>> Begin PROVIDED RECORDS

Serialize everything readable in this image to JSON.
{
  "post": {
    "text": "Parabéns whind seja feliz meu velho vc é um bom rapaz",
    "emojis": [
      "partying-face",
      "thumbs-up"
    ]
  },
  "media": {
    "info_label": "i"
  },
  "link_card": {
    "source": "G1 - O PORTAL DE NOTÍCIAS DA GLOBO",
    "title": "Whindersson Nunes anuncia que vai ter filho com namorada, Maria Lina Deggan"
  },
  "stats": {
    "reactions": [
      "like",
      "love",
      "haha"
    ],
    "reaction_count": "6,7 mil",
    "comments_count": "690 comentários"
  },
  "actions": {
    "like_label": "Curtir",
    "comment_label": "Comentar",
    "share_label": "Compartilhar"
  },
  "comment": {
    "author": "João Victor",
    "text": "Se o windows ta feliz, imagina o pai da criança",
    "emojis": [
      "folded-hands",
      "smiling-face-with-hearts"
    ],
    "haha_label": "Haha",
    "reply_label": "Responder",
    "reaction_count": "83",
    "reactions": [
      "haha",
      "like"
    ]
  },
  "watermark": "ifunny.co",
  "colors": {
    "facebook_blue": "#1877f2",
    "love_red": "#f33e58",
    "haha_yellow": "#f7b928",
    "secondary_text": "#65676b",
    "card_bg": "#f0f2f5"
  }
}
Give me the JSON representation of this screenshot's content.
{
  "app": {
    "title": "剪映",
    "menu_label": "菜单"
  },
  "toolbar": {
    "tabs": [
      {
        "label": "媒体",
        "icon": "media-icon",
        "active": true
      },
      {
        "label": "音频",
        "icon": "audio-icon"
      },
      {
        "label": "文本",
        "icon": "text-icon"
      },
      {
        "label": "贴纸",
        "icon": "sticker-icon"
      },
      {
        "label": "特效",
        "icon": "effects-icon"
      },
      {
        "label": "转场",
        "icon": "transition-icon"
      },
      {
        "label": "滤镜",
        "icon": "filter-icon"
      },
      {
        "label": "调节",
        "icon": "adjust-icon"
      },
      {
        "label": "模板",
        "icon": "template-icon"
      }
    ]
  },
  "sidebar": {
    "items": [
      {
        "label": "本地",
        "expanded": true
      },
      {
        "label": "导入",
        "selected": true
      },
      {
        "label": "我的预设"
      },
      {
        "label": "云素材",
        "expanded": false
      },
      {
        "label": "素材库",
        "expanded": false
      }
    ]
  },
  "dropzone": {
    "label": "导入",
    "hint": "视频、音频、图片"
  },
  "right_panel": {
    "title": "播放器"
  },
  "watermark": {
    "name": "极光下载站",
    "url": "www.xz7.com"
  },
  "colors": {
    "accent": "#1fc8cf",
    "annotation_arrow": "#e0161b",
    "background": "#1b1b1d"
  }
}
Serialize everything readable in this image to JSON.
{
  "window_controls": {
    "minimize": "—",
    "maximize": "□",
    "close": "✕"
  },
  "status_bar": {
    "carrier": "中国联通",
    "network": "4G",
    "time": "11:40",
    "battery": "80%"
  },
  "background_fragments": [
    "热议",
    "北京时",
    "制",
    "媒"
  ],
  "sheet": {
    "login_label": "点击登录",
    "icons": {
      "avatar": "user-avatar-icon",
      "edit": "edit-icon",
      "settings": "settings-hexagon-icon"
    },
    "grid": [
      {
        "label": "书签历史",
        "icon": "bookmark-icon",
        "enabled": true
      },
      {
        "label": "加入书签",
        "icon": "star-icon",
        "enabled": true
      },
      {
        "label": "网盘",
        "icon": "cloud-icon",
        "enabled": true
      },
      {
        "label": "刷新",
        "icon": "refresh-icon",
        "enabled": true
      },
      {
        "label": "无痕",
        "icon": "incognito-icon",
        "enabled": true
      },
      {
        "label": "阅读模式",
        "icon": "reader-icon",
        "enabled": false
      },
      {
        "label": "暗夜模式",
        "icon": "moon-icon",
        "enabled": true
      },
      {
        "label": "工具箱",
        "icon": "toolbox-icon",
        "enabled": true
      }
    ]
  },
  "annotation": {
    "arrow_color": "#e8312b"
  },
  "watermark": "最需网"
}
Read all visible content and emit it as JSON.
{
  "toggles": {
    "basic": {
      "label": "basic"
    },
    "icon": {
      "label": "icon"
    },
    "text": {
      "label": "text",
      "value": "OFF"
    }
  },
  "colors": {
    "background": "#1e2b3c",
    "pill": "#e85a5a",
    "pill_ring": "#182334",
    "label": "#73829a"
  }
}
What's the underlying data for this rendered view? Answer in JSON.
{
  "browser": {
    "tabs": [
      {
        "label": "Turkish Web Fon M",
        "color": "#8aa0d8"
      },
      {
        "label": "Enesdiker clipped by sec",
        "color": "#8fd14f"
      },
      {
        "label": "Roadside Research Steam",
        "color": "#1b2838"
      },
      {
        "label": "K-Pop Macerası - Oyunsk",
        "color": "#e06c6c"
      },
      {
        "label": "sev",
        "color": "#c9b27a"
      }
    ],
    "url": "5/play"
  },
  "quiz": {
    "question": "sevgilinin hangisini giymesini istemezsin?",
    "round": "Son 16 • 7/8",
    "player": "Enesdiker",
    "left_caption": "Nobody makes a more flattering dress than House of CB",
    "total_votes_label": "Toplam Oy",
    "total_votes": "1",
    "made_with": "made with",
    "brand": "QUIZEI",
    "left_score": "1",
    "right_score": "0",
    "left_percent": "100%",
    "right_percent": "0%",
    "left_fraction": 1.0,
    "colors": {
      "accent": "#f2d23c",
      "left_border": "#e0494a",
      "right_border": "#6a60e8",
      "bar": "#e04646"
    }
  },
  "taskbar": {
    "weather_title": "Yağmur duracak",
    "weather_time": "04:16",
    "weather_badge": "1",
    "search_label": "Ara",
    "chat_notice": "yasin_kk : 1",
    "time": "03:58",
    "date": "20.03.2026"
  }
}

>> End PROVIDED RECORDS

Find every line containing the word "this", then give the total and nothing more.

4